> GIVEN EXERCISE
Pick out every line with the word "issue" and copy it.

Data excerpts
'''
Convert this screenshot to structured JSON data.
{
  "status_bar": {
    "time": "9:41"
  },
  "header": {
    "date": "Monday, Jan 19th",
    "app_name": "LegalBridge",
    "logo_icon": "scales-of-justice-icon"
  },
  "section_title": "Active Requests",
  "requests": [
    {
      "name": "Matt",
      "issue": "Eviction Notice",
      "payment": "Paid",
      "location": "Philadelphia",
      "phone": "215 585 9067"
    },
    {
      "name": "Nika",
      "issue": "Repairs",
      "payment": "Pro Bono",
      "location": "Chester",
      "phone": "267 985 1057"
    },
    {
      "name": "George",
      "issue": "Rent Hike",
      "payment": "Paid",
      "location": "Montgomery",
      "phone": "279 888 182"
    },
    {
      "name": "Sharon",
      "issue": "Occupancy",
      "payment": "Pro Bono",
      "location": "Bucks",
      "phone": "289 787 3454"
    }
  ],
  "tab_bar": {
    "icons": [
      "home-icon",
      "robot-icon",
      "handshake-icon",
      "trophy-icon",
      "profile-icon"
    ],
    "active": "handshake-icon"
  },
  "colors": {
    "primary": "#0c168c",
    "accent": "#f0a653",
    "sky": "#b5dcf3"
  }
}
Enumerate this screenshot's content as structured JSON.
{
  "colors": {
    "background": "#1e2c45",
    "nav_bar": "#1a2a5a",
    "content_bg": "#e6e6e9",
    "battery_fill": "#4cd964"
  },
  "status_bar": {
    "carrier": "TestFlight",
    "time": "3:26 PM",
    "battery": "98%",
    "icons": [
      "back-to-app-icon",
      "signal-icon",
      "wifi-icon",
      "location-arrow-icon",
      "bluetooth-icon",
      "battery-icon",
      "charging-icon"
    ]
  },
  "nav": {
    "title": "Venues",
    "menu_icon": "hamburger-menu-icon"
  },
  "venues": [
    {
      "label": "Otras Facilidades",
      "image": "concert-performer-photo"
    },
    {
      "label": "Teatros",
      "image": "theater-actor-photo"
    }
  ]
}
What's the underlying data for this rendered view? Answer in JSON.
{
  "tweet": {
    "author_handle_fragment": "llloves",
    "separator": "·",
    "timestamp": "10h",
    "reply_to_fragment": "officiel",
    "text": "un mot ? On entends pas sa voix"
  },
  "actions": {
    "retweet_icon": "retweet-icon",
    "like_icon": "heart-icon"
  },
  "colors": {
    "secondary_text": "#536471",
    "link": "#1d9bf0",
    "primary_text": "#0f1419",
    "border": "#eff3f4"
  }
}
'''
> FINAL ANSWER
      "issue": "Eviction Notice",
      "issue": "Repairs",
      "issue": "Rent Hike",
      "issue": "Occupancy",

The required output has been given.